>> Begin

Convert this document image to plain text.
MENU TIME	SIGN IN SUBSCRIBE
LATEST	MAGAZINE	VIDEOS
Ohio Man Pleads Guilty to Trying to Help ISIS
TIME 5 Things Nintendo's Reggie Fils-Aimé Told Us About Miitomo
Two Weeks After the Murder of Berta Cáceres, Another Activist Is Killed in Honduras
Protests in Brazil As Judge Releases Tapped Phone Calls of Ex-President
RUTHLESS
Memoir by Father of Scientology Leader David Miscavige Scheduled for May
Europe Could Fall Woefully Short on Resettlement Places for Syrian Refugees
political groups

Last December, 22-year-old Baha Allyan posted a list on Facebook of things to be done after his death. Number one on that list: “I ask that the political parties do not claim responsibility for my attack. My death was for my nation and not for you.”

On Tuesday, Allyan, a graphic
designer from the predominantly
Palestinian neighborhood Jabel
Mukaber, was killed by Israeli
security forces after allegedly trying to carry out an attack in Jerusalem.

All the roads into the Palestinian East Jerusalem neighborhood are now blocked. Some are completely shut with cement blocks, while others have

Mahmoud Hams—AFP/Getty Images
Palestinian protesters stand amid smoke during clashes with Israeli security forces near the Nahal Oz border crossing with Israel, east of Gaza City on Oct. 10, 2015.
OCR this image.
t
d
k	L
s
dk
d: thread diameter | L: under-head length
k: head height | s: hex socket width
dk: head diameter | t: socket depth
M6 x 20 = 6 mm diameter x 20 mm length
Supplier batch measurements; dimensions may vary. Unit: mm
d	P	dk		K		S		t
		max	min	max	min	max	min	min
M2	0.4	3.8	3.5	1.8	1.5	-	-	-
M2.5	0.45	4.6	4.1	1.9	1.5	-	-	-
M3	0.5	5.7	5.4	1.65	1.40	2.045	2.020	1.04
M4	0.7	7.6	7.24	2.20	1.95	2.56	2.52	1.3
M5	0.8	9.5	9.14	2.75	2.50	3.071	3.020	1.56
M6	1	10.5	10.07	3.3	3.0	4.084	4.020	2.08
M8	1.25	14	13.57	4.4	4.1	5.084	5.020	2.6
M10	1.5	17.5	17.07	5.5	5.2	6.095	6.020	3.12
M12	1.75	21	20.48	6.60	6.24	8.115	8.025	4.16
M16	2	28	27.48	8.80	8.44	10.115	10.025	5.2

>> End

▶ **To be done**
Using the records above, copy each line that contains "Jerusalem".

▶ **Exercise result**
security forces after allegedly trying to carry out an attack in Jerusalem.
All the roads into the Palestinian East Jerusalem neighborhood are now blocked. Some are completely shut with cement blocks, while others have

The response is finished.